- **INPUT RECORDS**

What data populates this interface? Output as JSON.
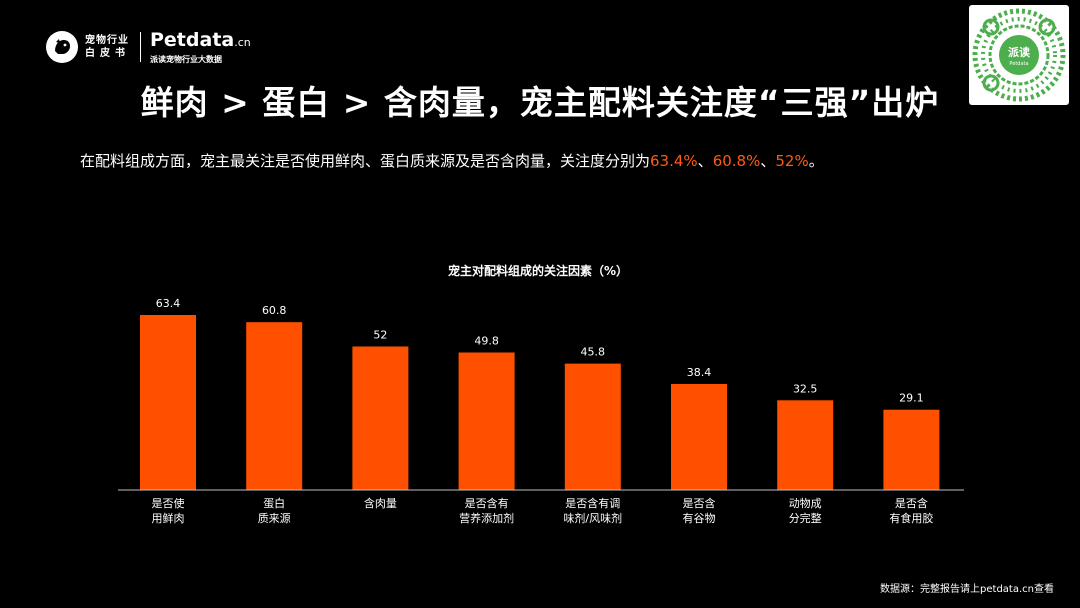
{
  "brand": {
    "white_paper_line1": "宠物行业",
    "white_paper_line2": "白皮书",
    "name": "Petdata",
    "name_suffix": ".cn",
    "tagline": "派读宠物行业大数据"
  },
  "qr": {
    "center_label": "派读",
    "center_sub": "Petdata"
  },
  "headline": "鲜肉 > 蛋白 > 含肉量，宠主配料关注度“三强”出炉",
  "subtitle": {
    "text": "在配料组成方面，宠主最关注是否使用鲜肉、蛋白质来源及是否含肉量，关注度分别为",
    "v1": "63.4%",
    "sep1": "、",
    "v2": "60.8%",
    "sep2": "、",
    "v3": "52%",
    "end": "。"
  },
  "chart_data": {
    "type": "bar",
    "title": "宠主对配料组成的关注因素（%）",
    "categories": [
      [
        "是否使",
        "用鲜肉"
      ],
      [
        "蛋白",
        "质来源"
      ],
      [
        "含肉量"
      ],
      [
        "是否含有",
        "营养添加剂"
      ],
      [
        "是否含有调",
        "味剂/风味剂"
      ],
      [
        "是否含",
        "有谷物"
      ],
      [
        "动物成",
        "分完整"
      ],
      [
        "是否含",
        "有食用胶"
      ]
    ],
    "values": [
      63.4,
      60.8,
      52,
      49.8,
      45.8,
      38.4,
      32.5,
      29.1
    ],
    "value_labels": [
      "63.4",
      "60.8",
      "52",
      "49.8",
      "45.8",
      "38.4",
      "32.5",
      "29.1"
    ],
    "ylim": [
      0,
      63.4
    ],
    "bar_color": "#ff5000",
    "grid": false,
    "legend": "none"
  },
  "footer": {
    "source": "数据源：完整报告请上petdata.cn查看"
  },
  "colors": {
    "accent": "#ff5a12",
    "background": "#000000",
    "text": "#ffffff"
  }
}
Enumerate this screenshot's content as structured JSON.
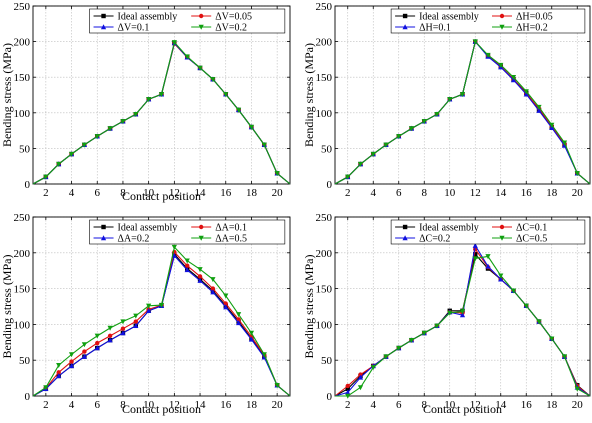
{
  "chart_data": [
    {
      "type": "line",
      "xlabel": "Contact position",
      "ylabel": "Bending stress (MPa)",
      "xlim": [
        1,
        21
      ],
      "ylim": [
        0,
        250
      ],
      "xticks": [
        2,
        4,
        6,
        8,
        10,
        12,
        14,
        16,
        18,
        20
      ],
      "yticks": [
        0,
        50,
        100,
        150,
        200,
        250
      ],
      "grid": true,
      "legend_position": "top-right",
      "series": [
        {
          "name": "Ideal assembly",
          "color": "#000000",
          "marker": "square",
          "x": [
            1,
            2,
            3,
            4,
            5,
            6,
            7,
            8,
            9,
            10,
            11,
            12,
            13,
            14,
            15,
            16,
            17,
            18,
            19,
            20,
            21
          ],
          "y": [
            0,
            10,
            28,
            42,
            55,
            67,
            78,
            88,
            98,
            119,
            126,
            198,
            178,
            163,
            147,
            126,
            104,
            80,
            55,
            15,
            0
          ]
        },
        {
          "name": "ΔV=0.05",
          "color": "#e01010",
          "marker": "circle",
          "x": [
            1,
            2,
            3,
            4,
            5,
            6,
            7,
            8,
            9,
            10,
            11,
            12,
            13,
            14,
            15,
            16,
            17,
            18,
            19,
            20,
            21
          ],
          "y": [
            0,
            10,
            28,
            42,
            55,
            67,
            78,
            88,
            98,
            119,
            126,
            197,
            178,
            163,
            147,
            126,
            104,
            80,
            55,
            15,
            0
          ]
        },
        {
          "name": "ΔV=0.1",
          "color": "#1010e0",
          "marker": "triangle",
          "x": [
            1,
            2,
            3,
            4,
            5,
            6,
            7,
            8,
            9,
            10,
            11,
            12,
            13,
            14,
            15,
            16,
            17,
            18,
            19,
            20,
            21
          ],
          "y": [
            0,
            10,
            28,
            42,
            55,
            67,
            78,
            88,
            98,
            119,
            126,
            198,
            178,
            163,
            147,
            126,
            104,
            80,
            55,
            15,
            0
          ]
        },
        {
          "name": "ΔV=0.2",
          "color": "#10a010",
          "marker": "triangle-down",
          "x": [
            1,
            2,
            3,
            4,
            5,
            6,
            7,
            8,
            9,
            10,
            11,
            12,
            13,
            14,
            15,
            16,
            17,
            18,
            19,
            20,
            21
          ],
          "y": [
            0,
            10,
            28,
            42,
            55,
            67,
            78,
            88,
            98,
            119,
            126,
            199,
            179,
            163,
            147,
            126,
            104,
            80,
            55,
            15,
            0
          ]
        }
      ]
    },
    {
      "type": "line",
      "xlabel": "",
      "ylabel": "Bending stress (MPa)",
      "xlim": [
        1,
        21
      ],
      "ylim": [
        0,
        250
      ],
      "xticks": [
        2,
        4,
        6,
        8,
        10,
        12,
        14,
        16,
        18,
        20
      ],
      "yticks": [
        0,
        50,
        100,
        150,
        200,
        250
      ],
      "grid": true,
      "legend_position": "top-right",
      "series": [
        {
          "name": "Ideal assembly",
          "color": "#000000",
          "marker": "square",
          "x": [
            1,
            2,
            3,
            4,
            5,
            6,
            7,
            8,
            9,
            10,
            11,
            12,
            13,
            14,
            15,
            16,
            17,
            18,
            19,
            20,
            21
          ],
          "y": [
            0,
            10,
            28,
            42,
            55,
            67,
            78,
            88,
            98,
            119,
            126,
            200,
            180,
            165,
            147,
            128,
            104,
            80,
            55,
            15,
            0
          ]
        },
        {
          "name": "ΔH=0.05",
          "color": "#e01010",
          "marker": "circle",
          "x": [
            1,
            2,
            3,
            4,
            5,
            6,
            7,
            8,
            9,
            10,
            11,
            12,
            13,
            14,
            15,
            16,
            17,
            18,
            19,
            20,
            21
          ],
          "y": [
            0,
            10,
            28,
            42,
            55,
            67,
            78,
            88,
            98,
            119,
            126,
            200,
            180,
            165,
            147,
            127,
            106,
            81,
            56,
            15,
            0
          ]
        },
        {
          "name": "ΔH=0.1",
          "color": "#1010e0",
          "marker": "triangle",
          "x": [
            1,
            2,
            3,
            4,
            5,
            6,
            7,
            8,
            9,
            10,
            11,
            12,
            13,
            14,
            15,
            16,
            17,
            18,
            19,
            20,
            21
          ],
          "y": [
            0,
            10,
            28,
            42,
            55,
            67,
            78,
            88,
            98,
            119,
            126,
            200,
            179,
            164,
            146,
            126,
            103,
            79,
            54,
            15,
            0
          ]
        },
        {
          "name": "ΔH=0.2",
          "color": "#10a010",
          "marker": "triangle-down",
          "x": [
            1,
            2,
            3,
            4,
            5,
            6,
            7,
            8,
            9,
            10,
            11,
            12,
            13,
            14,
            15,
            16,
            17,
            18,
            19,
            20,
            21
          ],
          "y": [
            0,
            10,
            28,
            42,
            55,
            67,
            78,
            88,
            98,
            119,
            126,
            200,
            181,
            167,
            150,
            130,
            108,
            83,
            58,
            15,
            0
          ]
        }
      ]
    },
    {
      "type": "line",
      "xlabel": "Contact position",
      "ylabel": "Bending stress (MPa)",
      "xlim": [
        1,
        21
      ],
      "ylim": [
        0,
        250
      ],
      "xticks": [
        2,
        4,
        6,
        8,
        10,
        12,
        14,
        16,
        18,
        20
      ],
      "yticks": [
        0,
        50,
        100,
        150,
        200,
        250
      ],
      "grid": true,
      "legend_position": "top-right",
      "series": [
        {
          "name": "Ideal assembly",
          "color": "#000000",
          "marker": "square",
          "x": [
            1,
            2,
            3,
            4,
            5,
            6,
            7,
            8,
            9,
            10,
            11,
            12,
            13,
            14,
            15,
            16,
            17,
            18,
            19,
            20,
            21
          ],
          "y": [
            0,
            10,
            28,
            42,
            55,
            67,
            78,
            88,
            98,
            119,
            126,
            198,
            178,
            163,
            147,
            126,
            104,
            80,
            55,
            15,
            0
          ]
        },
        {
          "name": "ΔA=0.1",
          "color": "#e01010",
          "marker": "circle",
          "x": [
            1,
            2,
            3,
            4,
            5,
            6,
            7,
            8,
            9,
            10,
            11,
            12,
            13,
            14,
            15,
            16,
            17,
            18,
            19,
            20,
            21
          ],
          "y": [
            0,
            11,
            33,
            48,
            62,
            74,
            84,
            94,
            104,
            121,
            127,
            201,
            182,
            167,
            150,
            129,
            107,
            83,
            57,
            15,
            0
          ]
        },
        {
          "name": "ΔA=0.2",
          "color": "#1010e0",
          "marker": "triangle",
          "x": [
            1,
            2,
            3,
            4,
            5,
            6,
            7,
            8,
            9,
            10,
            11,
            12,
            13,
            14,
            15,
            16,
            17,
            18,
            19,
            20,
            21
          ],
          "y": [
            0,
            10,
            28,
            42,
            55,
            67,
            78,
            88,
            98,
            119,
            126,
            196,
            176,
            161,
            145,
            124,
            102,
            79,
            54,
            15,
            0
          ]
        },
        {
          "name": "ΔA=0.5",
          "color": "#10a010",
          "marker": "triangle-down",
          "x": [
            1,
            2,
            3,
            4,
            5,
            6,
            7,
            8,
            9,
            10,
            11,
            12,
            13,
            14,
            15,
            16,
            17,
            18,
            19,
            20,
            21
          ],
          "y": [
            0,
            12,
            43,
            58,
            72,
            84,
            95,
            104,
            112,
            126,
            127,
            208,
            189,
            177,
            163,
            140,
            114,
            88,
            58,
            15,
            0
          ]
        }
      ]
    },
    {
      "type": "line",
      "xlabel": "Contact position",
      "ylabel": "Bending stress (MPa)",
      "xlim": [
        1,
        21
      ],
      "ylim": [
        0,
        250
      ],
      "xticks": [
        2,
        4,
        6,
        8,
        10,
        12,
        14,
        16,
        18,
        20
      ],
      "yticks": [
        0,
        50,
        100,
        150,
        200,
        250
      ],
      "grid": true,
      "legend_position": "top-right",
      "series": [
        {
          "name": "Ideal assembly",
          "color": "#000000",
          "marker": "square",
          "x": [
            1,
            2,
            3,
            4,
            5,
            6,
            7,
            8,
            9,
            10,
            11,
            12,
            13,
            14,
            15,
            16,
            17,
            18,
            19,
            20,
            21
          ],
          "y": [
            0,
            10,
            28,
            42,
            55,
            67,
            78,
            88,
            98,
            119,
            119,
            198,
            178,
            163,
            147,
            126,
            104,
            80,
            55,
            15,
            0
          ]
        },
        {
          "name": "ΔC=0.1",
          "color": "#e01010",
          "marker": "circle",
          "x": [
            1,
            2,
            3,
            4,
            5,
            6,
            7,
            8,
            9,
            10,
            11,
            12,
            13,
            14,
            15,
            16,
            17,
            18,
            19,
            20,
            21
          ],
          "y": [
            0,
            14,
            30,
            42,
            55,
            67,
            78,
            88,
            98,
            117,
            116,
            205,
            180,
            163,
            147,
            126,
            104,
            80,
            55,
            14,
            0
          ]
        },
        {
          "name": "ΔC=0.2",
          "color": "#1010e0",
          "marker": "triangle",
          "x": [
            1,
            2,
            3,
            4,
            5,
            6,
            7,
            8,
            9,
            10,
            11,
            12,
            13,
            14,
            15,
            16,
            17,
            18,
            19,
            20,
            21
          ],
          "y": [
            0,
            5,
            26,
            42,
            55,
            67,
            78,
            88,
            98,
            117,
            113,
            210,
            181,
            163,
            147,
            126,
            104,
            80,
            55,
            12,
            0
          ]
        },
        {
          "name": "ΔC=0.5",
          "color": "#10a010",
          "marker": "triangle-down",
          "x": [
            1,
            2,
            3,
            4,
            5,
            6,
            7,
            8,
            9,
            10,
            11,
            12,
            13,
            14,
            15,
            16,
            17,
            18,
            19,
            20,
            21
          ],
          "y": [
            0,
            0,
            12,
            40,
            55,
            67,
            78,
            88,
            98,
            116,
            118,
            192,
            195,
            168,
            147,
            126,
            104,
            80,
            55,
            10,
            0
          ]
        }
      ]
    }
  ]
}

- **REQUIRED WORK**
Find every line of the data that holds the string "text", then say how many there are and nothing else.

- **RESULT OF THE TASK**
2